[TASK DIRECTIONS] Would it be possible to write out each entry below exactly, without the pictures?
────────────────────────────────────────
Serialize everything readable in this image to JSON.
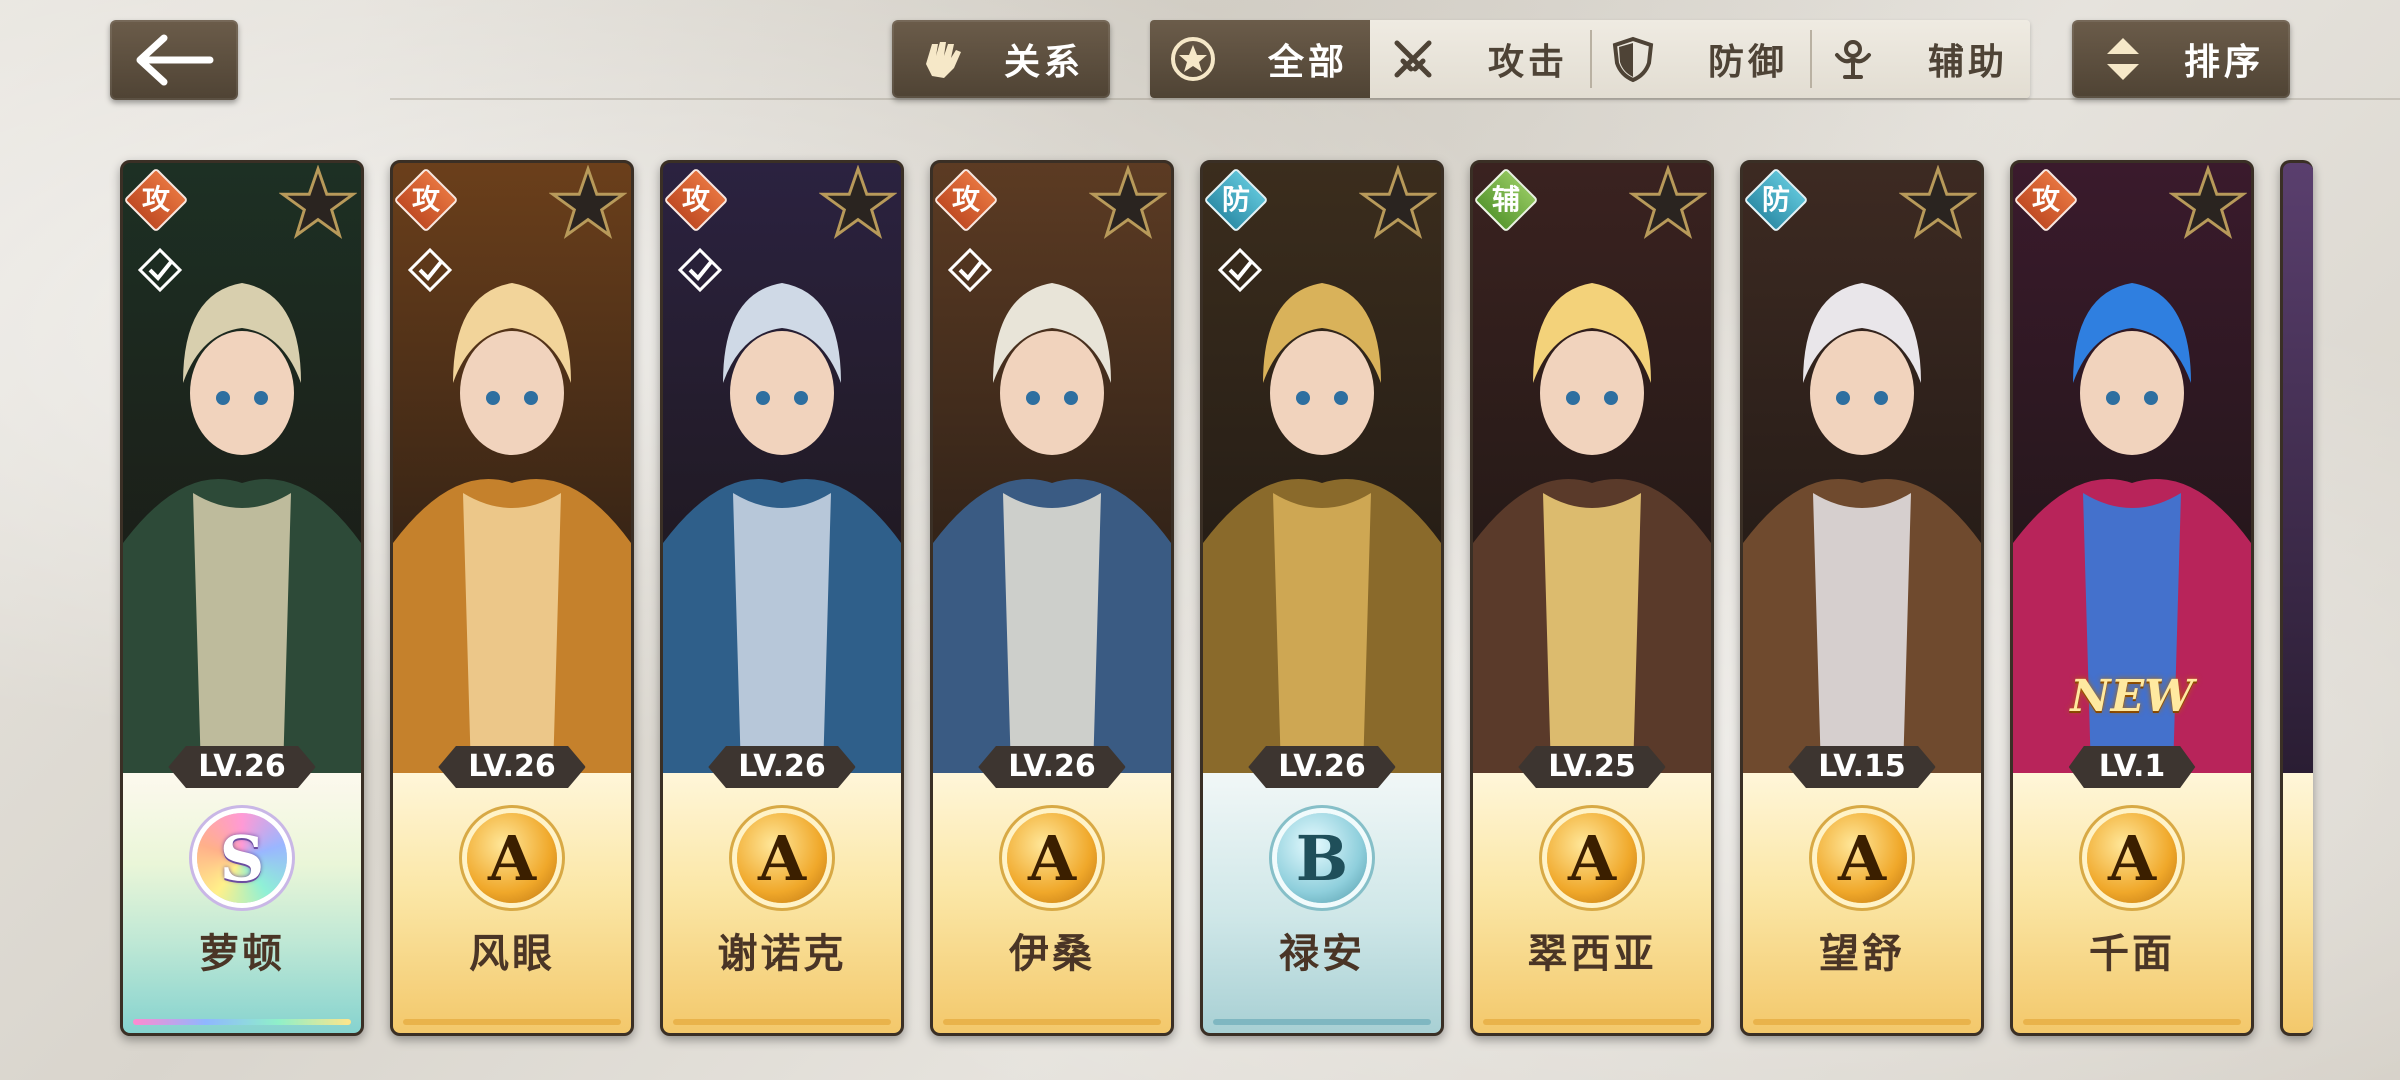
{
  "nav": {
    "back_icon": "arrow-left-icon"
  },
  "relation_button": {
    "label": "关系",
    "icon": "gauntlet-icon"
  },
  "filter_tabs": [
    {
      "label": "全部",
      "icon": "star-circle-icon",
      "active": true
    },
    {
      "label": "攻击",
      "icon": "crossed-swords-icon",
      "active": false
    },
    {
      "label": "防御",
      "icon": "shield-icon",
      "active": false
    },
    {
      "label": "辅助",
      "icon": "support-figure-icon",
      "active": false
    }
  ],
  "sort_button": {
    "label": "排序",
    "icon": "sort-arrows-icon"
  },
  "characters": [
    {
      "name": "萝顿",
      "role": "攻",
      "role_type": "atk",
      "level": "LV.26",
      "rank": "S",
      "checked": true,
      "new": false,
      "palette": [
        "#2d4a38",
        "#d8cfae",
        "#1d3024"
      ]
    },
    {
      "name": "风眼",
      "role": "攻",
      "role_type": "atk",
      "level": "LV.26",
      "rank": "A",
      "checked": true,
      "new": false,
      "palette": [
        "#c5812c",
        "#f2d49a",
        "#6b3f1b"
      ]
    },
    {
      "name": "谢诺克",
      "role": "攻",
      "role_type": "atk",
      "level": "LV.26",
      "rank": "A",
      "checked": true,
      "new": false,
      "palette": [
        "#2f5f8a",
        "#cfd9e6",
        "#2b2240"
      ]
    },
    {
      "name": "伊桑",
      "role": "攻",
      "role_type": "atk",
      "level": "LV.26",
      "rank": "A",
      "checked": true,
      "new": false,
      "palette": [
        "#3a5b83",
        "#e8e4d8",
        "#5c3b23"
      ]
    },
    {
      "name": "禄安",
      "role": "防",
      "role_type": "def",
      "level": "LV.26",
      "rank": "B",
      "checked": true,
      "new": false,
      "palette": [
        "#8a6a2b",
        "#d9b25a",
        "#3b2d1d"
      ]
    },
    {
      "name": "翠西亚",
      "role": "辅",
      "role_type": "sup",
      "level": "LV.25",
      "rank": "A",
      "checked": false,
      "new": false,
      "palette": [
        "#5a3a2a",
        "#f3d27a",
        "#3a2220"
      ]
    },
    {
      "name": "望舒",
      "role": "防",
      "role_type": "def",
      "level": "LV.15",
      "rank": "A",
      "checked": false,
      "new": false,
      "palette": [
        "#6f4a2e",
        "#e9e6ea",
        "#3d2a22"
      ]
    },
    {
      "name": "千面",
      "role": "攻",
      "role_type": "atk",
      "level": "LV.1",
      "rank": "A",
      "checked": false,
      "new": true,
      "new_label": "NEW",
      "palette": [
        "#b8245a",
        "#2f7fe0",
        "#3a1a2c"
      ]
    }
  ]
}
────────────────────────────────────────
[REPLY]
Serialize everything readable in this image to JSON.
{
  "nav": {
    "back_icon": "arrow-left-icon"
  },
  "relation_button": {
    "label": "关系",
    "icon": "gauntlet-icon"
  },
  "filter_tabs": [
    {
      "label": "全部",
      "icon": "star-circle-icon",
      "active": true
    },
    {
      "label": "攻击",
      "icon": "crossed-swords-icon",
      "active": false
    },
    {
      "label": "防御",
      "icon": "shield-icon",
      "active": false
    },
    {
      "label": "辅助",
      "icon": "support-figure-icon",
      "active": false
    }
  ],
  "sort_button": {
    "label": "排序",
    "icon": "sort-arrows-icon"
  },
  "characters": [
    {
      "name": "萝顿",
      "role": "攻",
      "role_type": "atk",
      "level": "LV.26",
      "rank": "S",
      "checked": true,
      "new": false,
      "palette": [
        "#2d4a38",
        "#d8cfae",
        "#1d3024"
      ]
    },
    {
      "name": "风眼",
      "role": "攻",
      "role_type": "atk",
      "level": "LV.26",
      "rank": "A",
      "checked": true,
      "new": false,
      "palette": [
        "#c5812c",
        "#f2d49a",
        "#6b3f1b"
      ]
    },
    {
      "name": "谢诺克",
      "role": "攻",
      "role_type": "atk",
      "level": "LV.26",
      "rank": "A",
      "checked": true,
      "new": false,
      "palette": [
        "#2f5f8a",
        "#cfd9e6",
        "#2b2240"
      ]
    },
    {
      "name": "伊桑",
      "role": "攻",
      "role_type": "atk",
      "level": "LV.26",
      "rank": "A",
      "checked": true,
      "new": false,
      "palette": [
        "#3a5b83",
        "#e8e4d8",
        "#5c3b23"
      ]
    },
    {
      "name": "禄安",
      "role": "防",
      "role_type": "def",
      "level": "LV.26",
      "rank": "B",
      "checked": true,
      "new": false,
      "palette": [
        "#8a6a2b",
        "#d9b25a",
        "#3b2d1d"
      ]
    },
    {
      "name": "翠西亚",
      "role": "辅",
      "role_type": "sup",
      "level": "LV.25",
      "rank": "A",
      "checked": false,
      "new": false,
      "palette": [
        "#5a3a2a",
        "#f3d27a",
        "#3a2220"
      ]
    },
    {
      "name": "望舒",
      "role": "防",
      "role_type": "def",
      "level": "LV.15",
      "rank": "A",
      "checked": false,
      "new": false,
      "palette": [
        "#6f4a2e",
        "#e9e6ea",
        "#3d2a22"
      ]
    },
    {
      "name": "千面",
      "role": "攻",
      "role_type": "atk",
      "level": "LV.1",
      "rank": "A",
      "checked": false,
      "new": true,
      "new_label": "NEW",
      "palette": [
        "#b8245a",
        "#2f7fe0",
        "#3a1a2c"
      ]
    }
  ]
}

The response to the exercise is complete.